DATA FOR THE TASK =>
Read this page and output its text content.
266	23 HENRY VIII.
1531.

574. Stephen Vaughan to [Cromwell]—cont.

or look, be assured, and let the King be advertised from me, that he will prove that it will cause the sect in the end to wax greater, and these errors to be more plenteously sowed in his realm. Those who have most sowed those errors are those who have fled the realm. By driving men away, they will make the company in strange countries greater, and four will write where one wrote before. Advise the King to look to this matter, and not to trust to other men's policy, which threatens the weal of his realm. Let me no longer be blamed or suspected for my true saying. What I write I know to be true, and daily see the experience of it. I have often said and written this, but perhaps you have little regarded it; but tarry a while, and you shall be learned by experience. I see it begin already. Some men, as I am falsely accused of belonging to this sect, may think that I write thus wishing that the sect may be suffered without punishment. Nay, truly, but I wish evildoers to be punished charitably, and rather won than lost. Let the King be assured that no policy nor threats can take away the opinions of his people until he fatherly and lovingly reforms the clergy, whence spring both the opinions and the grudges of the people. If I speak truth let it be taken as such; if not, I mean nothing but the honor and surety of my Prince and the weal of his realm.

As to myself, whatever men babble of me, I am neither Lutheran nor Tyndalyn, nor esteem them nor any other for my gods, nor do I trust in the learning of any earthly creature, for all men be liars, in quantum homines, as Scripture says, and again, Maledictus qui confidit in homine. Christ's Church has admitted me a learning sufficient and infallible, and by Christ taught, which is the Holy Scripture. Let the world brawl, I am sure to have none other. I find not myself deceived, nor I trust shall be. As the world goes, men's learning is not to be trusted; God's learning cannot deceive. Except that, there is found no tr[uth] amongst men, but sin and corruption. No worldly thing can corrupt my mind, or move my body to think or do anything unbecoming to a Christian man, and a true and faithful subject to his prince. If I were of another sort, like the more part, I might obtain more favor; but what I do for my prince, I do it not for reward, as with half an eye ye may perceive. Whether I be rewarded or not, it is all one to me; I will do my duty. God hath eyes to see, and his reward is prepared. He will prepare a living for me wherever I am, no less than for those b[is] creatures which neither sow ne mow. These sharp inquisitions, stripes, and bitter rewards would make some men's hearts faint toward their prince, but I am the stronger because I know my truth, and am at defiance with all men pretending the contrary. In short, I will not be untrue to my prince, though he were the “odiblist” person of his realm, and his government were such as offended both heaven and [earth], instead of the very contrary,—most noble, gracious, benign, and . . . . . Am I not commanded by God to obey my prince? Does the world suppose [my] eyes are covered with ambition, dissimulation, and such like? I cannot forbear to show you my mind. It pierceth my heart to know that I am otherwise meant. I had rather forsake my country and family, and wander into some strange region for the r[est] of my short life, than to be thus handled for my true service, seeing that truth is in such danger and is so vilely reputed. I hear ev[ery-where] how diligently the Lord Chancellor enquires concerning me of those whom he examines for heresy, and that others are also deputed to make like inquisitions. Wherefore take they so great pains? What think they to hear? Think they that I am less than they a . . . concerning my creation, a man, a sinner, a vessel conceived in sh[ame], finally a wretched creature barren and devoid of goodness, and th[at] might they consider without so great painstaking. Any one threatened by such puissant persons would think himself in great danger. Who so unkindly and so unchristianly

CHALLENGE => Please repeat the material above, word for word and in full.

RESULT FOR THIS EXERCISE =>
Read this page and output its text content.
266	23 HENRY VIII.
1531.

574. Stephen Vaughan to [Cromwell]—cont.

or look, be assured, and let the King be advertised from me, that he will prove that it will cause the sect in the end to wax greater, and these errors to be more plenteously sowed in his realm. Those who have most sowed those errors are those who have fled the realm. By driving men away, they will make the company in strange countries greater, and four will write where one wrote before. Advise the King to look to this matter, and not to trust to other men's policy, which threatens the weal of his realm. Let me no longer be blamed or suspected for my true saying. What I write I know to be true, and daily see the experience of it. I have often said and written this, but perhaps you have little regarded it; but tarry a while, and you shall be learned by experience. I see it begin already. Some men, as I am falsely accused of belonging to this sect, may think that I write thus wishing that the sect may be suffered without punishment. Nay, truly, but I wish evildoers to be punished charitably, and rather won than lost. Let the King be assured that no policy nor threats can take away the opinions of his people until he fatherly and lovingly reforms the clergy, whence spring both the opinions and the grudges of the people. If I speak truth let it be taken as such; if not, I mean nothing but the honor and surety of my Prince and the weal of his realm.

As to myself, whatever men babble of me, I am neither Lutheran nor Tyndalyn, nor esteem them nor any other for my gods, nor do I trust in the learning of any earthly creature, for all men be liars, in quantum homines, as Scripture says, and again, Maledictus qui confidit in homine. Christ's Church has admitted me a learning sufficient and infallible, and by Christ taught, which is the Holy Scripture. Let the world brawl, I am sure to have none other. I find not myself deceived, nor I trust shall be. As the world goes, men's learning is not to be trusted; God's learning cannot deceive. Except that, there is found no tr[uth] amongst men, but sin and corruption. No worldly thing can corrupt my mind, or move my body to think or do anything unbecoming to a Christian man, and a true and faithful subject to his prince. If I were of another sort, like the more part, I might obtain more favor; but what I do for my prince, I do it not for reward, as with half an eye ye may perceive. Whether I be rewarded or not, it is all one to me; I will do my duty. God hath eyes to see, and his reward is prepared. He will prepare a living for me wherever I am, no less than for those b[is] creatures which neither sow ne mow. These sharp inquisitions, stripes, and bitter rewards would make some men's hearts faint toward their prince, but I am the stronger because I know my truth, and am at defiance with all men pretending the contrary. In short, I will not be untrue to my prince, though he were the “odiblist” person of his realm, and his government were such as offended both heaven and [earth], instead of the very contrary,—most noble, gracious, benign, and . . . . . Am I not commanded by God to obey my prince? Does the world suppose [my] eyes are covered with ambition, dissimulation, and such like? I cannot forbear to show you my mind. It pierceth my heart to know that I am otherwise meant. I had rather forsake my country and family, and wander into some strange region for the r[est] of my short life, than to be thus handled for my true service, seeing that truth is in such danger and is so vilely reputed. I hear ev[ery-where] how diligently the Lord Chancellor enquires concerning me of those whom he examines for heresy, and that others are also deputed to make like inquisitions. Wherefore take they so great pains? What think they to hear? Think they that I am less than they a . . . concerning my creation, a man, a sinner, a vessel conceived in sh[ame], finally a wretched creature barren and devoid of goodness, and th[at] might they consider without so great painstaking. Any one threatened by such puissant persons would think himself in great danger. Who so unkindly and so unchristianly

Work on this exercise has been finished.